[Data entries]
========

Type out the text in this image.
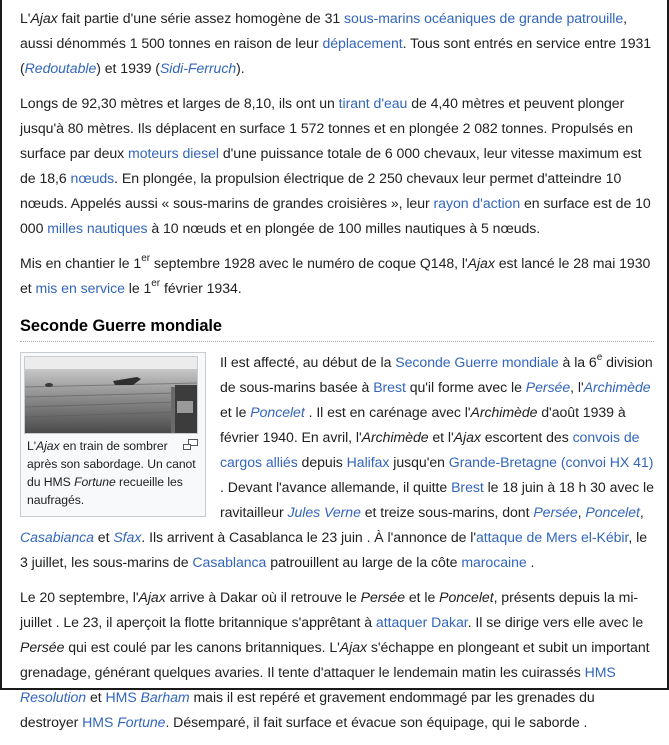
L'Ajax fait partie d'une série assez homogène de 31 sous-marins océaniques de grande patrouille, aussi dénommés 1 500 tonnes en raison de leur déplacement. Tous sont entrés en service entre 1931 (Redoutable) et 1939 (Sidi-Ferruch).

Longs de 92,30 mètres et larges de 8,10, ils ont un tirant d'eau de 4,40 mètres et peuvent plonger jusqu'à 80 mètres. Ils déplacent en surface 1 572 tonnes et en plongée 2 082 tonnes. Propulsés en surface par deux moteurs diesel d'une puissance totale de 6 000 chevaux, leur vitesse maximum est de 18,6 nœuds. En plongée, la propulsion électrique de 2 250 chevaux leur permet d'atteindre 10 nœuds. Appelés aussi « sous-marins de grandes croisières », leur rayon d'action en surface est de 10 000 milles nautiques à 10 nœuds et en plongée de 100 milles nautiques à 5 nœuds.

Mis en chantier le 1er septembre 1928 avec le numéro de coque Q148, l'Ajax est lancé le 28 mai 1930 et mis en service le 1er février 1934.

Seconde Guerre mondiale
L'Ajax en train de sombrer après son sabordage. Un canot du HMS Fortune recueille les naufragés.

Il est affecté, au début de la Seconde Guerre mondiale à la 6e division de sous-marins basée à Brest qu'il forme avec le Persée, l'Archimède et le Poncelet . Il est en carénage avec l'Archimède d'août 1939 à février 1940. En avril, l'Archimède et l'Ajax escortent des convois de cargos alliés depuis Halifax jusqu'en Grande-Bretagne (convoi HX 41) . Devant l'avance allemande, il quitte Brest le 18 juin à 18 h 30 avec le ravitailleur Jules Verne et treize sous-marins, dont Persée, Poncelet, Casabianca et Sfax. Ils arrivent à Casablanca le 23 juin . À l'annonce de l'attaque de Mers el-Kébir, le 3 juillet, les sous-marins de Casablanca patrouillent au large de la côte marocaine .

Le 20 septembre, l'Ajax arrive à Dakar où il retrouve le Persée et le Poncelet, présents depuis la mi-juillet . Le 23, il aperçoit la flotte britannique s'apprêtant à attaquer Dakar. Il se dirige vers elle avec le Persée qui est coulé par les canons britanniques. L'Ajax s'échappe en plongeant et subit un important grenadage, générant quelques avaries. Il tente d'attaquer le lendemain matin les cuirassés HMS Resolution et HMS Barham mais il est repéré et gravement endommagé par les grenades du destroyer HMS Fortune. Désemparé, il fait surface et évacue son équipage, qui le saborde .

========

_Problem details_: Repeat the entries exactly. Pictures are excluded from the copy.

_Right answer_:
Type out the text in this image.
L'Ajax fait partie d'une série assez homogène de 31 sous-marins océaniques de grande patrouille, aussi dénommés 1 500 tonnes en raison de leur déplacement. Tous sont entrés en service entre 1931 (Redoutable) et 1939 (Sidi-Ferruch).

Longs de 92,30 mètres et larges de 8,10, ils ont un tirant d'eau de 4,40 mètres et peuvent plonger jusqu'à 80 mètres. Ils déplacent en surface 1 572 tonnes et en plongée 2 082 tonnes. Propulsés en surface par deux moteurs diesel d'une puissance totale de 6 000 chevaux, leur vitesse maximum est de 18,6 nœuds. En plongée, la propulsion électrique de 2 250 chevaux leur permet d'atteindre 10 nœuds. Appelés aussi « sous-marins de grandes croisières », leur rayon d'action en surface est de 10 000 milles nautiques à 10 nœuds et en plongée de 100 milles nautiques à 5 nœuds.

Mis en chantier le 1er septembre 1928 avec le numéro de coque Q148, l'Ajax est lancé le 28 mai 1930 et mis en service le 1er février 1934.

Seconde Guerre mondiale
L'Ajax en train de sombrer après son sabordage. Un canot du HMS Fortune recueille les naufragés.

Il est affecté, au début de la Seconde Guerre mondiale à la 6e division de sous-marins basée à Brest qu'il forme avec le Persée, l'Archimède et le Poncelet . Il est en carénage avec l'Archimède d'août 1939 à février 1940. En avril, l'Archimède et l'Ajax escortent des convois de cargos alliés depuis Halifax jusqu'en Grande-Bretagne (convoi HX 41) . Devant l'avance allemande, il quitte Brest le 18 juin à 18 h 30 avec le ravitailleur Jules Verne et treize sous-marins, dont Persée, Poncelet, Casabianca et Sfax. Ils arrivent à Casablanca le 23 juin . À l'annonce de l'attaque de Mers el-Kébir, le 3 juillet, les sous-marins de Casablanca patrouillent au large de la côte marocaine .

Le 20 septembre, l'Ajax arrive à Dakar où il retrouve le Persée et le Poncelet, présents depuis la mi-juillet . Le 23, il aperçoit la flotte britannique s'apprêtant à attaquer Dakar. Il se dirige vers elle avec le Persée qui est coulé par les canons britanniques. L'Ajax s'échappe en plongeant et subit un important grenadage, générant quelques avaries. Il tente d'attaquer le lendemain matin les cuirassés HMS Resolution et HMS Barham mais il est repéré et gravement endommagé par les grenades du destroyer HMS Fortune. Désemparé, il fait surface et évacue son équipage, qui le saborde .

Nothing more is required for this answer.